Source data
* start *

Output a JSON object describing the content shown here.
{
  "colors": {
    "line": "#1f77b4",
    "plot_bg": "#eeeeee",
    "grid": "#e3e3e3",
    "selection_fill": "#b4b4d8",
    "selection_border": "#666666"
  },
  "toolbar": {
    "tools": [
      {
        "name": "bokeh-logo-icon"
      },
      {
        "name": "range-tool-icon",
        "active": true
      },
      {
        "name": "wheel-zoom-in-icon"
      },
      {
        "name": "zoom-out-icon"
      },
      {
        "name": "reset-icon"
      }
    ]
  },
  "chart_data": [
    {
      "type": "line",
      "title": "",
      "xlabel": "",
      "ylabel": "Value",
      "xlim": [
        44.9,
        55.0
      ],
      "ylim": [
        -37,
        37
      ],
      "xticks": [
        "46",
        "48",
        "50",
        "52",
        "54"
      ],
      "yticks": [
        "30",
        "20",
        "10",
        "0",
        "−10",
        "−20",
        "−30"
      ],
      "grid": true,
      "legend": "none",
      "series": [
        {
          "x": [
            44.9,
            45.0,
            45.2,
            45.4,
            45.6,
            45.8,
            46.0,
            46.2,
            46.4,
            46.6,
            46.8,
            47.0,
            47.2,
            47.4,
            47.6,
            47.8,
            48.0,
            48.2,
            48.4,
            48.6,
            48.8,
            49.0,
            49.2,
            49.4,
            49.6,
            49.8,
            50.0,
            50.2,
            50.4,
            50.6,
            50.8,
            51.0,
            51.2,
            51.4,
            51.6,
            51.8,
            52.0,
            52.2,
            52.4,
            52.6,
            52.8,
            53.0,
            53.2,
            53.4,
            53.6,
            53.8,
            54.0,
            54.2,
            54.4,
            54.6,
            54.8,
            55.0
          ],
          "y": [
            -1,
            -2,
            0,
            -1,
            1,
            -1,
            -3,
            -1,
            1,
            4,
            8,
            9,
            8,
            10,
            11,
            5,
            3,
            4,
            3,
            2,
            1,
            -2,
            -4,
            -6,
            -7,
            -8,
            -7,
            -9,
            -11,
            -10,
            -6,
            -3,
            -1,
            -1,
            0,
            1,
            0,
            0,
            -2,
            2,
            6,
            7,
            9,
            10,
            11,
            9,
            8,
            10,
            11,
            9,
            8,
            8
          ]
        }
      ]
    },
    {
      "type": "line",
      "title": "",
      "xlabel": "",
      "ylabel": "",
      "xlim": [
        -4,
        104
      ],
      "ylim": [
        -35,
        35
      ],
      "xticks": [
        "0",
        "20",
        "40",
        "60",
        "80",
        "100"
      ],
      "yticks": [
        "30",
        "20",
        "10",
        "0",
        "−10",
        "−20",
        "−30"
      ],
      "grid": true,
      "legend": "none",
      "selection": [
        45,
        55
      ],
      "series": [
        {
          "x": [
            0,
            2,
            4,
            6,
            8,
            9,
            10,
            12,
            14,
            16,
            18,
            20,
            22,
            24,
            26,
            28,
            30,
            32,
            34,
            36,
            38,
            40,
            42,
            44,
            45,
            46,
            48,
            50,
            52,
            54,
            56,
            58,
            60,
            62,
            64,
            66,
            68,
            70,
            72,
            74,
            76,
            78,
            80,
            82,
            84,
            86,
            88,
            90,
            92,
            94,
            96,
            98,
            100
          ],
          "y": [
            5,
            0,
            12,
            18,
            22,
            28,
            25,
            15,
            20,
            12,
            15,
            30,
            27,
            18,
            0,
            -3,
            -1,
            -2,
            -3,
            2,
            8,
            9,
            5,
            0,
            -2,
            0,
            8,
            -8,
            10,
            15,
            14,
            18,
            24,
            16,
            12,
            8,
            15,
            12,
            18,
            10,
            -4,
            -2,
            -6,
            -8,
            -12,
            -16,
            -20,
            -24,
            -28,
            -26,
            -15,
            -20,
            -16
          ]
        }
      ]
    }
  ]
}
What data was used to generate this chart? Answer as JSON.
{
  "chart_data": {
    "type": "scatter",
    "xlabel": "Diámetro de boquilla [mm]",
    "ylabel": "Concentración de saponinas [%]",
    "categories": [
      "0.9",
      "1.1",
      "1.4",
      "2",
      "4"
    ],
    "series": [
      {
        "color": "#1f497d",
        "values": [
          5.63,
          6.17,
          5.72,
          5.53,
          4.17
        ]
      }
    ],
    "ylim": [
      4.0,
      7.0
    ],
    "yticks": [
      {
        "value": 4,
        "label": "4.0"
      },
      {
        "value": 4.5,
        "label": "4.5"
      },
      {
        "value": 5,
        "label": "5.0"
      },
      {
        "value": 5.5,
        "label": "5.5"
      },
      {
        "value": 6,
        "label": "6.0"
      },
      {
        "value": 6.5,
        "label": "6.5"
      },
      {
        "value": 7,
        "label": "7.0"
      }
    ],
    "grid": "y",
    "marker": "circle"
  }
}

* end *

WRITTEN REQUEST
Return every entry exactly as given.

EXERCISE OUTPUT
Output a JSON object describing the content shown here.
{
  "colors": {
    "line": "#1f77b4",
    "plot_bg": "#eeeeee",
    "grid": "#e3e3e3",
    "selection_fill": "#b4b4d8",
    "selection_border": "#666666"
  },
  "toolbar": {
    "tools": [
      {
        "name": "bokeh-logo-icon"
      },
      {
        "name": "range-tool-icon",
        "active": true
      },
      {
        "name": "wheel-zoom-in-icon"
      },
      {
        "name": "zoom-out-icon"
      },
      {
        "name": "reset-icon"
      }
    ]
  },
  "chart_data": [
    {
      "type": "line",
      "title": "",
      "xlabel": "",
      "ylabel": "Value",
      "xlim": [
        44.9,
        55.0
      ],
      "ylim": [
        -37,
        37
      ],
      "xticks": [
        "46",
        "48",
        "50",
        "52",
        "54"
      ],
      "yticks": [
        "30",
        "20",
        "10",
        "0",
        "−10",
        "−20",
        "−30"
      ],
      "grid": true,
      "legend": "none",
      "series": [
        {
          "x": [
            44.9,
            45.0,
            45.2,
            45.4,
            45.6,
            45.8,
            46.0,
            46.2,
            46.4,
            46.6,
            46.8,
            47.0,
            47.2,
            47.4,
            47.6,
            47.8,
            48.0,
            48.2,
            48.4,
            48.6,
            48.8,
            49.0,
            49.2,
            49.4,
            49.6,
            49.8,
            50.0,
            50.2,
            50.4,
            50.6,
            50.8,
            51.0,
            51.2,
            51.4,
            51.6,
            51.8,
            52.0,
            52.2,
            52.4,
            52.6,
            52.8,
            53.0,
            53.2,
            53.4,
            53.6,
            53.8,
            54.0,
            54.2,
            54.4,
            54.6,
            54.8,
            55.0
          ],
          "y": [
            -1,
            -2,
            0,
            -1,
            1,
            -1,
            -3,
            -1,
            1,
            4,
            8,
            9,
            8,
            10,
            11,
            5,
            3,
            4,
            3,
            2,
            1,
            -2,
            -4,
            -6,
            -7,
            -8,
            -7,
            -9,
            -11,
            -10,
            -6,
            -3,
            -1,
            -1,
            0,
            1,
            0,
            0,
            -2,
            2,
            6,
            7,
            9,
            10,
            11,
            9,
            8,
            10,
            11,
            9,
            8,
            8
          ]
        }
      ]
    },
    {
      "type": "line",
      "title": "",
      "xlabel": "",
      "ylabel": "",
      "xlim": [
        -4,
        104
      ],
      "ylim": [
        -35,
        35
      ],
      "xticks": [
        "0",
        "20",
        "40",
        "60",
        "80",
        "100"
      ],
      "yticks": [
        "30",
        "20",
        "10",
        "0",
        "−10",
        "−20",
        "−30"
      ],
      "grid": true,
      "legend": "none",
      "selection": [
        45,
        55
      ],
      "series": [
        {
          "x": [
            0,
            2,
            4,
            6,
            8,
            9,
            10,
            12,
            14,
            16,
            18,
            20,
            22,
            24,
            26,
            28,
            30,
            32,
            34,
            36,
            38,
            40,
            42,
            44,
            45,
            46,
            48,
            50,
            52,
            54,
            56,
            58,
            60,
            62,
            64,
            66,
            68,
            70,
            72,
            74,
            76,
            78,
            80,
            82,
            84,
            86,
            88,
            90,
            92,
            94,
            96,
            98,
            100
          ],
          "y": [
            5,
            0,
            12,
            18,
            22,
            28,
            25,
            15,
            20,
            12,
            15,
            30,
            27,
            18,
            0,
            -3,
            -1,
            -2,
            -3,
            2,
            8,
            9,
            5,
            0,
            -2,
            0,
            8,
            -8,
            10,
            15,
            14,
            18,
            24,
            16,
            12,
            8,
            15,
            12,
            18,
            10,
            -4,
            -2,
            -6,
            -8,
            -12,
            -16,
            -20,
            -24,
            -28,
            -26,
            -15,
            -20,
            -16
          ]
        }
      ]
    }
  ]
}
What data was used to generate this chart? Answer as JSON.
{
  "chart_data": {
    "type": "scatter",
    "xlabel": "Diámetro de boquilla [mm]",
    "ylabel": "Concentración de saponinas [%]",
    "categories": [
      "0.9",
      "1.1",
      "1.4",
      "2",
      "4"
    ],
    "series": [
      {
        "color": "#1f497d",
        "values": [
          5.63,
          6.17,
          5.72,
          5.53,
          4.17
        ]
      }
    ],
    "ylim": [
      4.0,
      7.0
    ],
    "yticks": [
      {
        "value": 4,
        "label": "4.0"
      },
      {
        "value": 4.5,
        "label": "4.5"
      },
      {
        "value": 5,
        "label": "5.0"
      },
      {
        "value": 5.5,
        "label": "5.5"
      },
      {
        "value": 6,
        "label": "6.0"
      },
      {
        "value": 6.5,
        "label": "6.5"
      },
      {
        "value": 7,
        "label": "7.0"
      }
    ],
    "grid": "y",
    "marker": "circle"
  }
}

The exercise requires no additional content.